• What is expected
Scan the listing below for the word "Juvenal" and state how many lines hold it. Write nothing but the number.

Data records:
—————

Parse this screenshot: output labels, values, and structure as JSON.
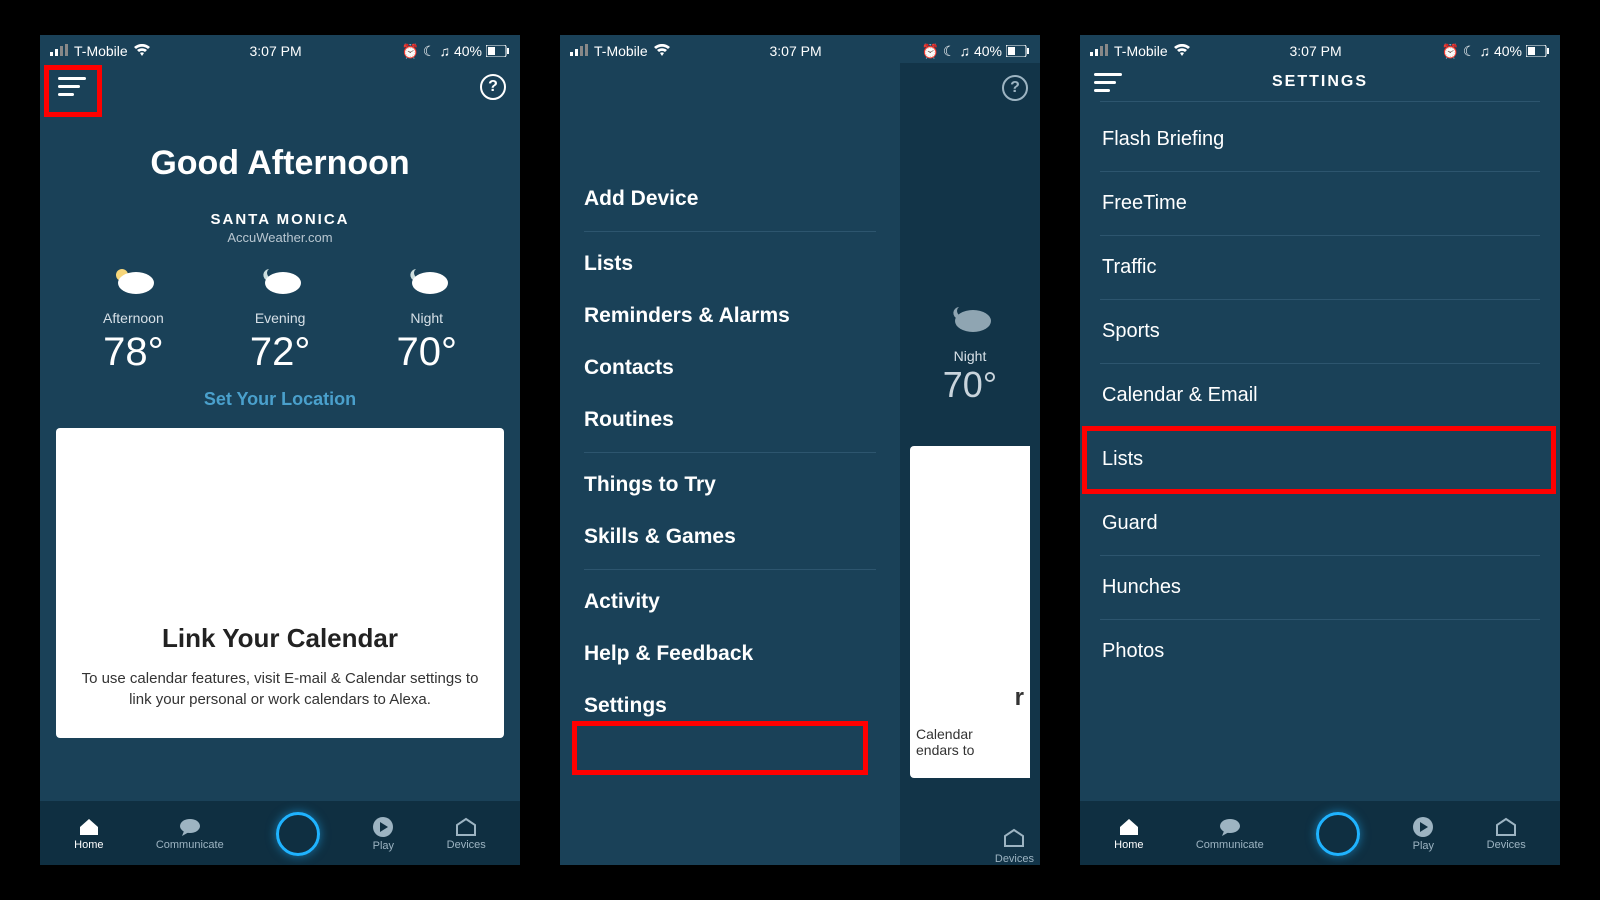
{
  "status": {
    "carrier": "T-Mobile",
    "time": "3:07 PM",
    "battery": "40%"
  },
  "screen1": {
    "greeting": "Good Afternoon",
    "location": "SANTA MONICA",
    "source": "AccuWeather.com",
    "weather": [
      {
        "label": "Afternoon",
        "temp": "78°"
      },
      {
        "label": "Evening",
        "temp": "72°"
      },
      {
        "label": "Night",
        "temp": "70°"
      }
    ],
    "set_location": "Set Your Location",
    "card_title": "Link Your Calendar",
    "card_body": "To use calendar features, visit E-mail & Calendar settings to link your personal or work calendars to Alexa."
  },
  "screen2": {
    "menu": [
      "Add Device",
      "Lists",
      "Reminders & Alarms",
      "Contacts",
      "Routines",
      "Things to Try",
      "Skills & Games",
      "Activity",
      "Help & Feedback",
      "Settings"
    ],
    "peek_label": "Night",
    "peek_temp": "70°",
    "peek_card1": "r",
    "peek_card2": "Calendar",
    "peek_card3": "endars to"
  },
  "screen3": {
    "title": "SETTINGS",
    "items": [
      "Flash Briefing",
      "FreeTime",
      "Traffic",
      "Sports",
      "Calendar & Email",
      "Lists",
      "Guard",
      "Hunches",
      "Photos"
    ]
  },
  "tabs": [
    {
      "label": "Home"
    },
    {
      "label": "Communicate"
    },
    {
      "label": ""
    },
    {
      "label": "Play"
    },
    {
      "label": "Devices"
    }
  ]
}
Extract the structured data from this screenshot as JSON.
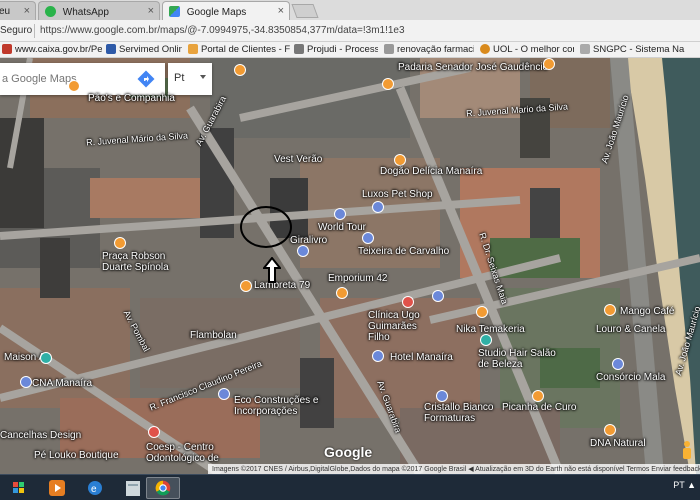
{
  "browser": {
    "tabs": [
      {
        "label": "eu",
        "active": false
      },
      {
        "label": "WhatsApp",
        "active": false
      },
      {
        "label": "Google Maps",
        "active": true
      }
    ],
    "secure_label": "Seguro",
    "url": "https://www.google.com.br/maps/@-7.0994975,-34.8350854,377m/data=!3m1!1e3",
    "bookmarks": [
      "www.caixa.gov.br/Pe",
      "Servimed Online",
      "Portal de Clientes - F",
      "Projudi - Processo Ele",
      "renovação farmacio",
      "UOL - O melhor cont",
      "SNGPC - Sistema Na"
    ]
  },
  "map": {
    "search_placeholder": "a Google Maps",
    "language": "Pt",
    "annotation": {
      "type": "circle-with-arrow"
    },
    "places": [
      "Padaria Senador José Gaudêncio",
      "Pão's e Companhia",
      "Vest Verão",
      "Dogão Delícia Manaíra",
      "Luxos Pet Shop",
      "World Tour",
      "Giralivro",
      "Teixeira de Carvalho",
      "Praça Robson Duarte Spínola",
      "Emporium 42",
      "Lambreta 79",
      "Flambolan",
      "Clínica Ugo Guimarães Filho",
      "Nika Temakeria",
      "Mango Café",
      "Louro & Canela",
      "Maison A",
      "CNA Manaíra",
      "Hotel Manaíra",
      "Studio Hair Salão de Beleza",
      "Consórcio Mala",
      "Eco Construções e Incorporações",
      "Cristallo Bianco Formaturas",
      "Picanha de Curo",
      "Cancelhas Design",
      "Coesp - Centro Odontológico de",
      "Pé Louko Boutique",
      "DNA Natural"
    ],
    "roads": [
      "R. Juvenal Mário da Silva",
      "R. Juvenal Mario da Silva",
      "Av. Guarabira",
      "Av. João Maurício",
      "R. Dr. Seixas Maia",
      "Av. Pombal",
      "R. Francisco Claudino Pereira"
    ],
    "attribution": "Imagens ©2017 CNES / Airbus,DigitalGlobe,Dados do mapa ©2017 Google    Brasil    ◀ Atualização em 3D do Earth não está disponível    Termos    Enviar feedback",
    "logo": "Google"
  },
  "taskbar": {
    "lang": "PT"
  }
}
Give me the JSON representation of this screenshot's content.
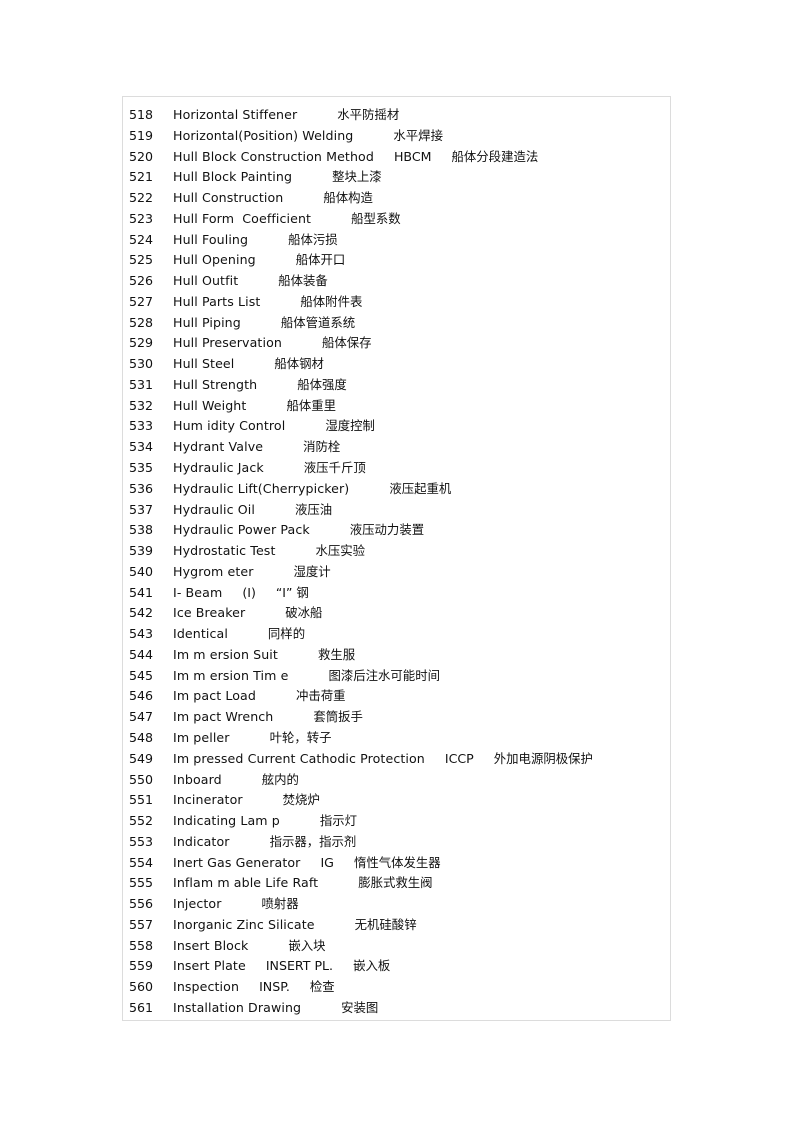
{
  "glossary": {
    "entries": [
      {
        "num": "518",
        "term": "Horizontal Stiffener",
        "abbr": "",
        "zh": "水平防摇材"
      },
      {
        "num": "519",
        "term": "Horizontal(Position) Welding",
        "abbr": "",
        "zh": "水平焊接"
      },
      {
        "num": "520",
        "term": "Hull Block Construction Method",
        "abbr": "HBCM",
        "zh": "船体分段建造法"
      },
      {
        "num": "521",
        "term": "Hull Block Painting",
        "abbr": "",
        "zh": "整块上漆"
      },
      {
        "num": "522",
        "term": "Hull Construction",
        "abbr": "",
        "zh": "船体构造"
      },
      {
        "num": "523",
        "term": "Hull Form  Coefficient",
        "abbr": "",
        "zh": "船型系数"
      },
      {
        "num": "524",
        "term": "Hull Fouling",
        "abbr": "",
        "zh": "船体污损"
      },
      {
        "num": "525",
        "term": "Hull Opening",
        "abbr": "",
        "zh": "船体开口"
      },
      {
        "num": "526",
        "term": "Hull Outfit",
        "abbr": "",
        "zh": "船体装备"
      },
      {
        "num": "527",
        "term": "Hull Parts List",
        "abbr": "",
        "zh": "船体附件表"
      },
      {
        "num": "528",
        "term": "Hull Piping",
        "abbr": "",
        "zh": "船体管道系统"
      },
      {
        "num": "529",
        "term": "Hull Preservation",
        "abbr": "",
        "zh": "船体保存"
      },
      {
        "num": "530",
        "term": "Hull Steel",
        "abbr": "",
        "zh": "船体钢材"
      },
      {
        "num": "531",
        "term": "Hull Strength",
        "abbr": "",
        "zh": "船体强度"
      },
      {
        "num": "532",
        "term": "Hull Weight",
        "abbr": "",
        "zh": "船体重里"
      },
      {
        "num": "533",
        "term": "Hum idity Control",
        "abbr": "",
        "zh": "湿度控制"
      },
      {
        "num": "534",
        "term": "Hydrant Valve",
        "abbr": "",
        "zh": "消防栓"
      },
      {
        "num": "535",
        "term": "Hydraulic Jack",
        "abbr": "",
        "zh": "液压千斤顶"
      },
      {
        "num": "536",
        "term": "Hydraulic Lift(Cherrypicker)",
        "abbr": "",
        "zh": "液压起重机"
      },
      {
        "num": "537",
        "term": "Hydraulic Oil",
        "abbr": "",
        "zh": "液压油"
      },
      {
        "num": "538",
        "term": "Hydraulic Power Pack",
        "abbr": "",
        "zh": "液压动力装置"
      },
      {
        "num": "539",
        "term": "Hydrostatic Test",
        "abbr": "",
        "zh": "水压实验"
      },
      {
        "num": "540",
        "term": "Hygrom eter",
        "abbr": "",
        "zh": "湿度计"
      },
      {
        "num": "541",
        "term": "I- Beam",
        "abbr": "(I)",
        "zh": "“I” 钢"
      },
      {
        "num": "542",
        "term": "Ice Breaker",
        "abbr": "",
        "zh": "破冰船"
      },
      {
        "num": "543",
        "term": "Identical",
        "abbr": "",
        "zh": "同样的"
      },
      {
        "num": "544",
        "term": "Im m ersion Suit",
        "abbr": "",
        "zh": "救生服"
      },
      {
        "num": "545",
        "term": "Im m ersion Tim e",
        "abbr": "",
        "zh": "图漆后注水可能时间"
      },
      {
        "num": "546",
        "term": "Im pact Load",
        "abbr": "",
        "zh": "冲击荷重"
      },
      {
        "num": "547",
        "term": "Im pact Wrench",
        "abbr": "",
        "zh": "套筒扳手"
      },
      {
        "num": "548",
        "term": "Im peller",
        "abbr": "",
        "zh": "叶轮，转子"
      },
      {
        "num": "549",
        "term": "Im pressed Current Cathodic Protection",
        "abbr": "ICCP",
        "zh": "外加电源阴极保护"
      },
      {
        "num": "550",
        "term": "Inboard",
        "abbr": "",
        "zh": "舷内的"
      },
      {
        "num": "551",
        "term": "Incinerator",
        "abbr": "",
        "zh": "焚烧炉"
      },
      {
        "num": "552",
        "term": "Indicating Lam p",
        "abbr": "",
        "zh": "指示灯"
      },
      {
        "num": "553",
        "term": "Indicator",
        "abbr": "",
        "zh": "指示器，指示剂"
      },
      {
        "num": "554",
        "term": "Inert Gas Generator",
        "abbr": "IG",
        "zh": "惰性气体发生器"
      },
      {
        "num": "555",
        "term": "Inflam m able Life Raft",
        "abbr": "",
        "zh": "膨胀式救生阀"
      },
      {
        "num": "556",
        "term": "Injector",
        "abbr": "",
        "zh": "喷射器"
      },
      {
        "num": "557",
        "term": "Inorganic Zinc Silicate",
        "abbr": "",
        "zh": "无机硅酸锌"
      },
      {
        "num": "558",
        "term": "Insert Block",
        "abbr": "",
        "zh": "嵌入块"
      },
      {
        "num": "559",
        "term": "Insert Plate",
        "abbr": "INSERT PL.",
        "zh": "嵌入板"
      },
      {
        "num": "560",
        "term": "Inspection",
        "abbr": "INSP.",
        "zh": "检查"
      },
      {
        "num": "561",
        "term": "Installation Drawing",
        "abbr": "",
        "zh": "安装图"
      }
    ]
  }
}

—————

• Solved problem
2